• **WHAT IS EXPECTED**
Below is a set of records; restate each one word for word.

+++

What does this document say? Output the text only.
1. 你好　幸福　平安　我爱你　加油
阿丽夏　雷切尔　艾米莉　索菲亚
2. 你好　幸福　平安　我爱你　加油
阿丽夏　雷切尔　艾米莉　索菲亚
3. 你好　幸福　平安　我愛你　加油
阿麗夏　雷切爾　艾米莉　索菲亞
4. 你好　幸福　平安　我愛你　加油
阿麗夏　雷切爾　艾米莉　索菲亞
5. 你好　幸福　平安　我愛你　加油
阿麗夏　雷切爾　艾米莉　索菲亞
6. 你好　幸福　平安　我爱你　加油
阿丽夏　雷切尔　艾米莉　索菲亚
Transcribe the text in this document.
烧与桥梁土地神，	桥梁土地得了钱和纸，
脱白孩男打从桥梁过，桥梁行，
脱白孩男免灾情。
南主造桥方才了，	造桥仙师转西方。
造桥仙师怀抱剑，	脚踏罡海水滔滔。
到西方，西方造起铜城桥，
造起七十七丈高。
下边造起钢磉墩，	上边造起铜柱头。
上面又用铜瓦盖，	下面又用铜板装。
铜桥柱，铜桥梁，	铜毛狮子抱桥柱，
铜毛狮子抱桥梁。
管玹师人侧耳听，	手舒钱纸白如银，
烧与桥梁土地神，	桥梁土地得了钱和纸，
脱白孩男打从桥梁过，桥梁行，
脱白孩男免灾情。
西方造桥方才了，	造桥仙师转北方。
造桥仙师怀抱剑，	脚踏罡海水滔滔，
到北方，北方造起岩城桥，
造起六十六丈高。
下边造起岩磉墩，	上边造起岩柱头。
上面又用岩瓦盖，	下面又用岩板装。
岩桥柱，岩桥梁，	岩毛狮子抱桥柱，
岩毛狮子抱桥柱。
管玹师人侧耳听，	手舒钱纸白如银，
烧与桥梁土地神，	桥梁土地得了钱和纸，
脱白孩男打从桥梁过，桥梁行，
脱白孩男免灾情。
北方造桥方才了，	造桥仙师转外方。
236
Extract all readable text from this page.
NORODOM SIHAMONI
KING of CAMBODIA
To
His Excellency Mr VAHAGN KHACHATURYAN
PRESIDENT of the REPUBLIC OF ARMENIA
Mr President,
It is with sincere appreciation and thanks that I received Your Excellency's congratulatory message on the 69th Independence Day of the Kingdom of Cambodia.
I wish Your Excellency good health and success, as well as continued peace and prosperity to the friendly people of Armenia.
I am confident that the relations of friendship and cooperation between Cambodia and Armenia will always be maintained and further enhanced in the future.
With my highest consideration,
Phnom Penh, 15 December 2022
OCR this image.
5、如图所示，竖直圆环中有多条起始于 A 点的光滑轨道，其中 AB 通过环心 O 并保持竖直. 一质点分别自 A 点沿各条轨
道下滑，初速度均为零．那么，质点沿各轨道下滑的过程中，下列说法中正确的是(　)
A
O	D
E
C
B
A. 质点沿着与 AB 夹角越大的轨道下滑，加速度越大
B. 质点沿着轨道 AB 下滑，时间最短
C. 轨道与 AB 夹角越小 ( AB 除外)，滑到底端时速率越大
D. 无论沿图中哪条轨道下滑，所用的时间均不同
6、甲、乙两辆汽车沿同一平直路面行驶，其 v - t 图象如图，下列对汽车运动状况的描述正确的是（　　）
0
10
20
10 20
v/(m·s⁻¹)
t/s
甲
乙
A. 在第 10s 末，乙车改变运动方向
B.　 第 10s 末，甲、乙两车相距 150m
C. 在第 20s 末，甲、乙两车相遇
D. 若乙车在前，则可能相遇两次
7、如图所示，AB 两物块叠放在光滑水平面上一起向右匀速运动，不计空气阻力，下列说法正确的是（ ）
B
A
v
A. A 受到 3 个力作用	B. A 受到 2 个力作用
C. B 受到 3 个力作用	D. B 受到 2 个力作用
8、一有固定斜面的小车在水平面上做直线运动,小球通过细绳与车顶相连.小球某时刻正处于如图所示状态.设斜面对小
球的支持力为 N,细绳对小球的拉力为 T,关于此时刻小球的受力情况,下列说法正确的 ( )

+++

• **FINAL RESULT**
What does this document say? Output the text only.
1. 你好　幸福　平安　我爱你　加油
阿丽夏　雷切尔　艾米莉　索菲亚
2. 你好　幸福　平安　我爱你　加油
阿丽夏　雷切尔　艾米莉　索菲亚
3. 你好　幸福　平安　我愛你　加油
阿麗夏　雷切爾　艾米莉　索菲亞
4. 你好　幸福　平安　我愛你　加油
阿麗夏　雷切爾　艾米莉　索菲亞
5. 你好　幸福　平安　我愛你　加油
阿麗夏　雷切爾　艾米莉　索菲亞
6. 你好　幸福　平安　我爱你　加油
阿丽夏　雷切尔　艾米莉　索菲亚
Transcribe the text in this document.
烧与桥梁土地神，	桥梁土地得了钱和纸，
脱白孩男打从桥梁过，桥梁行，
脱白孩男免灾情。
南主造桥方才了，	造桥仙师转西方。
造桥仙师怀抱剑，	脚踏罡海水滔滔。
到西方，西方造起铜城桥，
造起七十七丈高。
下边造起钢磉墩，	上边造起铜柱头。
上面又用铜瓦盖，	下面又用铜板装。
铜桥柱，铜桥梁，	铜毛狮子抱桥柱，
铜毛狮子抱桥梁。
管玹师人侧耳听，	手舒钱纸白如银，
烧与桥梁土地神，	桥梁土地得了钱和纸，
脱白孩男打从桥梁过，桥梁行，
脱白孩男免灾情。
西方造桥方才了，	造桥仙师转北方。
造桥仙师怀抱剑，	脚踏罡海水滔滔，
到北方，北方造起岩城桥，
造起六十六丈高。
下边造起岩磉墩，	上边造起岩柱头。
上面又用岩瓦盖，	下面又用岩板装。
岩桥柱，岩桥梁，	岩毛狮子抱桥柱，
岩毛狮子抱桥柱。
管玹师人侧耳听，	手舒钱纸白如银，
烧与桥梁土地神，	桥梁土地得了钱和纸，
脱白孩男打从桥梁过，桥梁行，
脱白孩男免灾情。
北方造桥方才了，	造桥仙师转外方。
236
Extract all readable text from this page.
NORODOM SIHAMONI
KING of CAMBODIA
To
His Excellency Mr VAHAGN KHACHATURYAN
PRESIDENT of the REPUBLIC OF ARMENIA
Mr President,
It is with sincere appreciation and thanks that I received Your Excellency's congratulatory message on the 69th Independence Day of the Kingdom of Cambodia.
I wish Your Excellency good health and success, as well as continued peace and prosperity to the friendly people of Armenia.
I am confident that the relations of friendship and cooperation between Cambodia and Armenia will always be maintained and further enhanced in the future.
With my highest consideration,
Phnom Penh, 15 December 2022
OCR this image.
5、如图所示，竖直圆环中有多条起始于 A 点的光滑轨道，其中 AB 通过环心 O 并保持竖直. 一质点分别自 A 点沿各条轨
道下滑，初速度均为零．那么，质点沿各轨道下滑的过程中，下列说法中正确的是(　)
A
O	D
E
C
B
A. 质点沿着与 AB 夹角越大的轨道下滑，加速度越大
B. 质点沿着轨道 AB 下滑，时间最短
C. 轨道与 AB 夹角越小 ( AB 除外)，滑到底端时速率越大
D. 无论沿图中哪条轨道下滑，所用的时间均不同
6、甲、乙两辆汽车沿同一平直路面行驶，其 v - t 图象如图，下列对汽车运动状况的描述正确的是（　　）
0
10
20
10 20
v/(m·s⁻¹)
t/s
甲
乙
A. 在第 10s 末，乙车改变运动方向
B.　 第 10s 末，甲、乙两车相距 150m
C. 在第 20s 末，甲、乙两车相遇
D. 若乙车在前，则可能相遇两次
7、如图所示，AB 两物块叠放在光滑水平面上一起向右匀速运动，不计空气阻力，下列说法正确的是（ ）
B
A
v
A. A 受到 3 个力作用	B. A 受到 2 个力作用
C. B 受到 3 个力作用	D. B 受到 2 个力作用
8、一有固定斜面的小车在水平面上做直线运动,小球通过细绳与车顶相连.小球某时刻正处于如图所示状态.设斜面对小
球的支持力为 N,细绳对小球的拉力为 T,关于此时刻小球的受力情况,下列说法正确的 ( )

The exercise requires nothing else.